→ **Instructions to follow**: Return the whole listing exactly as it stands.
---------- Dataset content ----------
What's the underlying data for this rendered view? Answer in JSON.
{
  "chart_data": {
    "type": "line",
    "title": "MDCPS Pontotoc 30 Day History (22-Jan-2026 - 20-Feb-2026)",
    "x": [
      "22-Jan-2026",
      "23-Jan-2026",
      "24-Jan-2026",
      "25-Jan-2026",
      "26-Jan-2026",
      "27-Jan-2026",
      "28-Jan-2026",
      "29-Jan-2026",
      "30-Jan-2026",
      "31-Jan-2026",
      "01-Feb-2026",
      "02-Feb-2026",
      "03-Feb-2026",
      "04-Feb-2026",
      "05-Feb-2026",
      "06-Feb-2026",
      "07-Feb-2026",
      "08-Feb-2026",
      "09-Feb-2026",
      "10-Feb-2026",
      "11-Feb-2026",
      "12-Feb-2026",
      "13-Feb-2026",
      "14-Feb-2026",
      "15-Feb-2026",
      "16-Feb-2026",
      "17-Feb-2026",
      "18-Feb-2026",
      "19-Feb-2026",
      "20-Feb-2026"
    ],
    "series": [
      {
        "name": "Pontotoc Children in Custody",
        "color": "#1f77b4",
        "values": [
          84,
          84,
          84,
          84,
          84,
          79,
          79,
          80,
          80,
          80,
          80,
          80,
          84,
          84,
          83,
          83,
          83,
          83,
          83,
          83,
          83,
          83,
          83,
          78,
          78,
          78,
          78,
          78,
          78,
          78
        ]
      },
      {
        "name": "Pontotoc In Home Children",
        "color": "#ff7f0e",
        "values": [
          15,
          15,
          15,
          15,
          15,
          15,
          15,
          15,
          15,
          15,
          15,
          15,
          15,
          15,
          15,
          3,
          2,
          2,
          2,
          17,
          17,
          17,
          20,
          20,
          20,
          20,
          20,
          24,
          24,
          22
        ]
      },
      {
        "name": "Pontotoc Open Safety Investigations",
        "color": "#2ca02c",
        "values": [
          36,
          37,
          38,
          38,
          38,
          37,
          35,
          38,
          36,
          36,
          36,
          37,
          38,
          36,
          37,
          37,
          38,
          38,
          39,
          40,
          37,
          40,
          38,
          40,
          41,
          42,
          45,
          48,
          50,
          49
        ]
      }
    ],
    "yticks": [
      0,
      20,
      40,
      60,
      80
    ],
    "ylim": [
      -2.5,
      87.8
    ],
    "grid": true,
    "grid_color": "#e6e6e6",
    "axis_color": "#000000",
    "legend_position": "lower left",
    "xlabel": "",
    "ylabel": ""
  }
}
----------
→ **The output**:
What's the underlying data for this rendered view? Answer in JSON.
{
  "chart_data": {
    "type": "line",
    "title": "MDCPS Pontotoc 30 Day History (22-Jan-2026 - 20-Feb-2026)",
    "x": [
      "22-Jan-2026",
      "23-Jan-2026",
      "24-Jan-2026",
      "25-Jan-2026",
      "26-Jan-2026",
      "27-Jan-2026",
      "28-Jan-2026",
      "29-Jan-2026",
      "30-Jan-2026",
      "31-Jan-2026",
      "01-Feb-2026",
      "02-Feb-2026",
      "03-Feb-2026",
      "04-Feb-2026",
      "05-Feb-2026",
      "06-Feb-2026",
      "07-Feb-2026",
      "08-Feb-2026",
      "09-Feb-2026",
      "10-Feb-2026",
      "11-Feb-2026",
      "12-Feb-2026",
      "13-Feb-2026",
      "14-Feb-2026",
      "15-Feb-2026",
      "16-Feb-2026",
      "17-Feb-2026",
      "18-Feb-2026",
      "19-Feb-2026",
      "20-Feb-2026"
    ],
    "series": [
      {
        "name": "Pontotoc Children in Custody",
        "color": "#1f77b4",
        "values": [
          84,
          84,
          84,
          84,
          84,
          79,
          79,
          80,
          80,
          80,
          80,
          80,
          84,
          84,
          83,
          83,
          83,
          83,
          83,
          83,
          83,
          83,
          83,
          78,
          78,
          78,
          78,
          78,
          78,
          78
        ]
      },
      {
        "name": "Pontotoc In Home Children",
        "color": "#ff7f0e",
        "values": [
          15,
          15,
          15,
          15,
          15,
          15,
          15,
          15,
          15,
          15,
          15,
          15,
          15,
          15,
          15,
          3,
          2,
          2,
          2,
          17,
          17,
          17,
          20,
          20,
          20,
          20,
          20,
          24,
          24,
          22
        ]
      },
      {
        "name": "Pontotoc Open Safety Investigations",
        "color": "#2ca02c",
        "values": [
          36,
          37,
          38,
          38,
          38,
          37,
          35,
          38,
          36,
          36,
          36,
          37,
          38,
          36,
          37,
          37,
          38,
          38,
          39,
          40,
          37,
          40,
          38,
          40,
          41,
          42,
          45,
          48,
          50,
          49
        ]
      }
    ],
    "yticks": [
      0,
      20,
      40,
      60,
      80
    ],
    "ylim": [
      -2.5,
      87.8
    ],
    "grid": true,
    "grid_color": "#e6e6e6",
    "axis_color": "#000000",
    "legend_position": "lower left",
    "xlabel": "",
    "ylabel": ""
  }
}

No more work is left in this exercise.